What is asked — Select all lines in the records that include "Пожалуйста".

Data listing

▼

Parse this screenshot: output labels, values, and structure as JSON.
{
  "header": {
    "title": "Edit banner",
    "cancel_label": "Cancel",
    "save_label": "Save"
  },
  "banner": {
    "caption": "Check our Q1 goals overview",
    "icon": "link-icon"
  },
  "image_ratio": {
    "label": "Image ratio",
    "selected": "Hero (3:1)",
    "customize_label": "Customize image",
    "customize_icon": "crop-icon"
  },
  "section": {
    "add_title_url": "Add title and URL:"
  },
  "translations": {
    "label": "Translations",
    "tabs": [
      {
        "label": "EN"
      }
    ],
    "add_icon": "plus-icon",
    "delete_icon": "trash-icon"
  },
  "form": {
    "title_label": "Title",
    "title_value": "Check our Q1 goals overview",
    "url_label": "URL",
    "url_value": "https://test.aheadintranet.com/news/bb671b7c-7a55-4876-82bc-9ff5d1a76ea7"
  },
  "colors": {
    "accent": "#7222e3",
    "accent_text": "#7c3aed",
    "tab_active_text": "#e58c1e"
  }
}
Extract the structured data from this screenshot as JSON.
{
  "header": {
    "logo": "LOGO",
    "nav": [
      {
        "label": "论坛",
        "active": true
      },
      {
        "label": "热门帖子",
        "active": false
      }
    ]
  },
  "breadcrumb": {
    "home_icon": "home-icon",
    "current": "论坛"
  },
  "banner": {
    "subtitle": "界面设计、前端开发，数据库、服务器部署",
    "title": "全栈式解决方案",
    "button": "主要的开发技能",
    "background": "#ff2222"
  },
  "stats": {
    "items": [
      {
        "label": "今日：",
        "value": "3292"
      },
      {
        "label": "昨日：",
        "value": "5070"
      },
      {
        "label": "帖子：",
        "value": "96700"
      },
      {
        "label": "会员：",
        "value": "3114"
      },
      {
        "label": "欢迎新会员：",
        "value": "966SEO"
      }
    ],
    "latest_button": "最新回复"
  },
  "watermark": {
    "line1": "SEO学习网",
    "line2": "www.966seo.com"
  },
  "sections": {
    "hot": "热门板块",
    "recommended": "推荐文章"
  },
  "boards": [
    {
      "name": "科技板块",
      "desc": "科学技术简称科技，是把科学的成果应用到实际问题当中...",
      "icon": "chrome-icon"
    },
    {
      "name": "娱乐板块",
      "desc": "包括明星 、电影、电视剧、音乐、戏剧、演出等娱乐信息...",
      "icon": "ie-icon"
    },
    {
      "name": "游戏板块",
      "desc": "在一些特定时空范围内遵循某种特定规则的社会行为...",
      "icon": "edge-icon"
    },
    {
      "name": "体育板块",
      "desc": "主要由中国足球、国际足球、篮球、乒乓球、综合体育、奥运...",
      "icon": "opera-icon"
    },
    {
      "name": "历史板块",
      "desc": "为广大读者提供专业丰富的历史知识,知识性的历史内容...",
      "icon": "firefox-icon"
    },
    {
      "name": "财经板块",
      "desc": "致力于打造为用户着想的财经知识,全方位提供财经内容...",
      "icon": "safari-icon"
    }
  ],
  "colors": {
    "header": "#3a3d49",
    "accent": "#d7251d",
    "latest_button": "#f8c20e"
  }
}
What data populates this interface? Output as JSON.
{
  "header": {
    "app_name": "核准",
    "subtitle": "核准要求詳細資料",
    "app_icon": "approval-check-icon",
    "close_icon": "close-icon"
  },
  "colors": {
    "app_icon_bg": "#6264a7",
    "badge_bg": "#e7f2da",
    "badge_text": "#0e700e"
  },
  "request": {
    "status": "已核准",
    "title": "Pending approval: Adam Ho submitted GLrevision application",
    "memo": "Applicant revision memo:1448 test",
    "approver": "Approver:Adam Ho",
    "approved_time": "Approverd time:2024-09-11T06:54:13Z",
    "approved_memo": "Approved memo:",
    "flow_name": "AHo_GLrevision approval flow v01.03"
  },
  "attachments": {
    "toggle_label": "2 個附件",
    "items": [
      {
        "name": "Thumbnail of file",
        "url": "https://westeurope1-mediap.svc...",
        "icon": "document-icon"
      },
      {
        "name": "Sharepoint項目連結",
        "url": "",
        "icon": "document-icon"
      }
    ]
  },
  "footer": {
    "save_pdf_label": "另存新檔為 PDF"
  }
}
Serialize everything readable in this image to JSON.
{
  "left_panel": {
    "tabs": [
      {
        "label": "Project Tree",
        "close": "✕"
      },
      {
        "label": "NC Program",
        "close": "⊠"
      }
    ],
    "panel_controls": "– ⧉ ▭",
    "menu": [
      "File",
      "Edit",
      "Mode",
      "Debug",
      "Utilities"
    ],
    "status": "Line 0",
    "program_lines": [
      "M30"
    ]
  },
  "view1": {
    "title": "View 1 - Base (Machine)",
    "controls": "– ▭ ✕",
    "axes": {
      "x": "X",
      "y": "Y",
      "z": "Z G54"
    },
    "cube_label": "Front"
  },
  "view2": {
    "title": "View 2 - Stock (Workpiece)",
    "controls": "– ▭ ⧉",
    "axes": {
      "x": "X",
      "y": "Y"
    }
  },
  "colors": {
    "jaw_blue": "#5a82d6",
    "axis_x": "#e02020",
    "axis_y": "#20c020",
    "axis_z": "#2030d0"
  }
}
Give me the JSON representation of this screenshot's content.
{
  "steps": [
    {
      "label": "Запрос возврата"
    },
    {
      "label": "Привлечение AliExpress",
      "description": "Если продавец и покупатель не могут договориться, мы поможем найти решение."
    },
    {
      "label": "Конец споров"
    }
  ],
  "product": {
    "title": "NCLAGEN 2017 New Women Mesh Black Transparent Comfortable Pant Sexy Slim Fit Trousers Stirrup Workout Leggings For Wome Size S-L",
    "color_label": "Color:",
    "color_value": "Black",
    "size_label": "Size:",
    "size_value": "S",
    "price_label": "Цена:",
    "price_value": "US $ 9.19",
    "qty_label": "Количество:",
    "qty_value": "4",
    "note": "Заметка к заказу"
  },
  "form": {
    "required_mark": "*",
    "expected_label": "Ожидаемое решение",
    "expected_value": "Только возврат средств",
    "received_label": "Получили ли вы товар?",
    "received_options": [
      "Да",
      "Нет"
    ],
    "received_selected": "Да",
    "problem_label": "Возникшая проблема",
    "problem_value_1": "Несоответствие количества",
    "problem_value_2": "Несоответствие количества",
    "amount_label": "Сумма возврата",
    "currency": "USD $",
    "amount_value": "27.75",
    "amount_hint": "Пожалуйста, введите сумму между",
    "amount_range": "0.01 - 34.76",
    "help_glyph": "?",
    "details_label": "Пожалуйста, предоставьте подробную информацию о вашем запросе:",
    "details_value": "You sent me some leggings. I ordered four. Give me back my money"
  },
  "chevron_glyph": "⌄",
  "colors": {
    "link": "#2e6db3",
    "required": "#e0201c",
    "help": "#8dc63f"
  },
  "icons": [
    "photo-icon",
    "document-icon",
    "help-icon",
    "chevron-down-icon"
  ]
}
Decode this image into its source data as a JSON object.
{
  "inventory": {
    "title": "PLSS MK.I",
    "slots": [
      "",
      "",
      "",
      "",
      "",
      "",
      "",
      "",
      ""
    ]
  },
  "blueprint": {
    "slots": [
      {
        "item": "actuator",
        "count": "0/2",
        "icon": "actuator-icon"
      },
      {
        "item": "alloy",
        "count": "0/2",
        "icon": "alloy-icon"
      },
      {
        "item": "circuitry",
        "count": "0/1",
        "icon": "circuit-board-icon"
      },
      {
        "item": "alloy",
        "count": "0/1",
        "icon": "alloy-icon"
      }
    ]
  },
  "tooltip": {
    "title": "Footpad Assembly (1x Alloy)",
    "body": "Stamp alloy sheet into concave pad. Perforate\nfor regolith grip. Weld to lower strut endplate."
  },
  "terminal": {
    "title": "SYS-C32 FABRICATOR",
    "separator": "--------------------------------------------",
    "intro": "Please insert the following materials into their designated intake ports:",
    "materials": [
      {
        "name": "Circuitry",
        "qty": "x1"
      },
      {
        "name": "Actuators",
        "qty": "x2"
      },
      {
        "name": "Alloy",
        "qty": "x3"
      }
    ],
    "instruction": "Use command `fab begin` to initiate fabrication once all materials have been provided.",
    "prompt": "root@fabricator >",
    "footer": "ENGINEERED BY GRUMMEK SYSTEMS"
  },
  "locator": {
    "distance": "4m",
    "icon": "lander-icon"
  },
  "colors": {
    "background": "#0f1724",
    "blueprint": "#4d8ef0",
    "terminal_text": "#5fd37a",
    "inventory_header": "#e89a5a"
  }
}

▲

Finished exercise —
    "amount_hint": "Пожалуйста, введите сумму между",
    "details_label": "Пожалуйста, предоставьте подробную информацию о вашем запросе:",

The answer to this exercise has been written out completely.